**Brief:** Repeat all the records exactly, omitting pictures.

━━━━━━━━━━

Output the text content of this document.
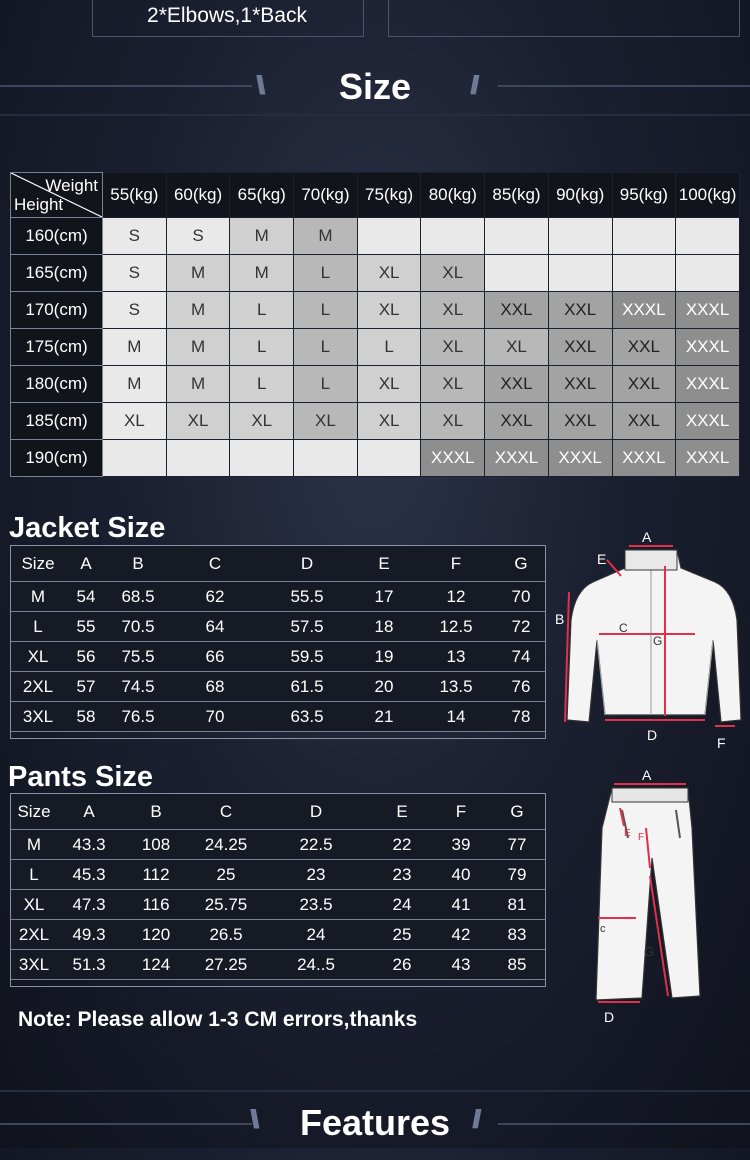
2*Elbows,1*Back
\\\	///
Size
Weight
Height	55(kg)	60(kg)	65(kg)	70(kg)	75(kg)	80(kg)	85(kg)	90(kg)	95(kg)	100(kg)
160(cm)	S	S	M	M						
165(cm)	S	M	M	L	XL	XL				
170(cm)	S	M	L	L	XL	XL	XXL	XXL	XXXL	XXXL
175(cm)	M	M	L	L	L	XL	XL	XXL	XXL	XXXL
180(cm)	M	M	L	L	XL	XL	XXL	XXL	XXL	XXXL
185(cm)	XL	XL	XL	XL	XL	XL	XXL	XXL	XXL	XXXL
190(cm)						XXXL	XXXL	XXXL	XXXL	XXXL
Jacket Size
Size	A	B	C	D	E	F	G
M	54	68.5	62	55.5	17	12	70
L	55	70.5	64	57.5	18	12.5	72
XL	56	75.5	66	59.5	19	13	74
2XL	57	74.5	68	61.5	20	13.5	76
3XL	58	76.5	70	63.5	21	14	78
A
B
C
D
E
F
G
Pants Size
Size	A	B	C	D	E	F	G
M	43.3	108	24.25	22.5	22	39	77
L	45.3	112	25	23	23	40	79
XL	47.3	116	25.75	23.5	24	41	81
2XL	49.3	120	26.5	24	25	42	83
3XL	51.3	124	27.25	24..5	26	43	85
A
c
D
E F
G
Note: Please allow 1-3 CM errors,thanks
\\\	///
Features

━━━━━━━━━━

**Solution for this exercise:**
Output the text content of this document.
2*Elbows,1*Back
\\\	///
Size
Weight
Height	55(kg)	60(kg)	65(kg)	70(kg)	75(kg)	80(kg)	85(kg)	90(kg)	95(kg)	100(kg)
160(cm)	S	S	M	M						
165(cm)	S	M	M	L	XL	XL				
170(cm)	S	M	L	L	XL	XL	XXL	XXL	XXXL	XXXL
175(cm)	M	M	L	L	L	XL	XL	XXL	XXL	XXXL
180(cm)	M	M	L	L	XL	XL	XXL	XXL	XXL	XXXL
185(cm)	XL	XL	XL	XL	XL	XL	XXL	XXL	XXL	XXXL
190(cm)						XXXL	XXXL	XXXL	XXXL	XXXL
Jacket Size
Size	A	B	C	D	E	F	G
M	54	68.5	62	55.5	17	12	70
L	55	70.5	64	57.5	18	12.5	72
XL	56	75.5	66	59.5	19	13	74
2XL	57	74.5	68	61.5	20	13.5	76
3XL	58	76.5	70	63.5	21	14	78
A
B
C
D
E
F
G
Pants Size
Size	A	B	C	D	E	F	G
M	43.3	108	24.25	22.5	22	39	77
L	45.3	112	25	23	23	40	79
XL	47.3	116	25.75	23.5	24	41	81
2XL	49.3	120	26.5	24	25	42	83
3XL	51.3	124	27.25	24..5	26	43	85
A
c
D
E F
G
Note: Please allow 1-3 CM errors,thanks
\\\	///
Features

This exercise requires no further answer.